* Written exercise: Copy down all of the data underneath, exactly as shown.

— start —

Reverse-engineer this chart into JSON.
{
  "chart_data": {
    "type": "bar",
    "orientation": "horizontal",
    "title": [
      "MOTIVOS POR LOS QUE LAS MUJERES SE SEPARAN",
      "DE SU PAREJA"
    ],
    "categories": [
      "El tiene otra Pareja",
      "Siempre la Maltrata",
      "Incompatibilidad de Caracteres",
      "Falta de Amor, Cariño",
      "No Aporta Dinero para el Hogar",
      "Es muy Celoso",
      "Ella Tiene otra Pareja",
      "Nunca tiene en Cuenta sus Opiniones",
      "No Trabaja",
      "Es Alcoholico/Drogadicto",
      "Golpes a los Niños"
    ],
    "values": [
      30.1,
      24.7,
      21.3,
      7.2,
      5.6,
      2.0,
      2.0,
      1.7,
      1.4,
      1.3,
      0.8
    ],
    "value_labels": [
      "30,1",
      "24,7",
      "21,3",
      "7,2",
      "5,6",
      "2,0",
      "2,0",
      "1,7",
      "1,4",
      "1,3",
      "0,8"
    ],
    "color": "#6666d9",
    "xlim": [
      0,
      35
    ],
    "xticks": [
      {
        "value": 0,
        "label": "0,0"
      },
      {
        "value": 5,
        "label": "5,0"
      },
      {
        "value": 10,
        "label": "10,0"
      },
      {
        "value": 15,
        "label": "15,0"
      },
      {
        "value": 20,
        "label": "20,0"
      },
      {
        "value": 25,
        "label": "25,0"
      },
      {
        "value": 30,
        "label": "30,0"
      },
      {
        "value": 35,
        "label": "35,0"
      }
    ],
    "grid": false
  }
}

— end —

* Written solution:
Reverse-engineer this chart into JSON.
{
  "chart_data": {
    "type": "bar",
    "orientation": "horizontal",
    "title": [
      "MOTIVOS POR LOS QUE LAS MUJERES SE SEPARAN",
      "DE SU PAREJA"
    ],
    "categories": [
      "El tiene otra Pareja",
      "Siempre la Maltrata",
      "Incompatibilidad de Caracteres",
      "Falta de Amor, Cariño",
      "No Aporta Dinero para el Hogar",
      "Es muy Celoso",
      "Ella Tiene otra Pareja",
      "Nunca tiene en Cuenta sus Opiniones",
      "No Trabaja",
      "Es Alcoholico/Drogadicto",
      "Golpes a los Niños"
    ],
    "values": [
      30.1,
      24.7,
      21.3,
      7.2,
      5.6,
      2.0,
      2.0,
      1.7,
      1.4,
      1.3,
      0.8
    ],
    "value_labels": [
      "30,1",
      "24,7",
      "21,3",
      "7,2",
      "5,6",
      "2,0",
      "2,0",
      "1,7",
      "1,4",
      "1,3",
      "0,8"
    ],
    "color": "#6666d9",
    "xlim": [
      0,
      35
    ],
    "xticks": [
      {
        "value": 0,
        "label": "0,0"
      },
      {
        "value": 5,
        "label": "5,0"
      },
      {
        "value": 10,
        "label": "10,0"
      },
      {
        "value": 15,
        "label": "15,0"
      },
      {
        "value": 20,
        "label": "20,0"
      },
      {
        "value": 25,
        "label": "25,0"
      },
      {
        "value": 30,
        "label": "30,0"
      },
      {
        "value": 35,
        "label": "35,0"
      }
    ],
    "grid": false
  }
}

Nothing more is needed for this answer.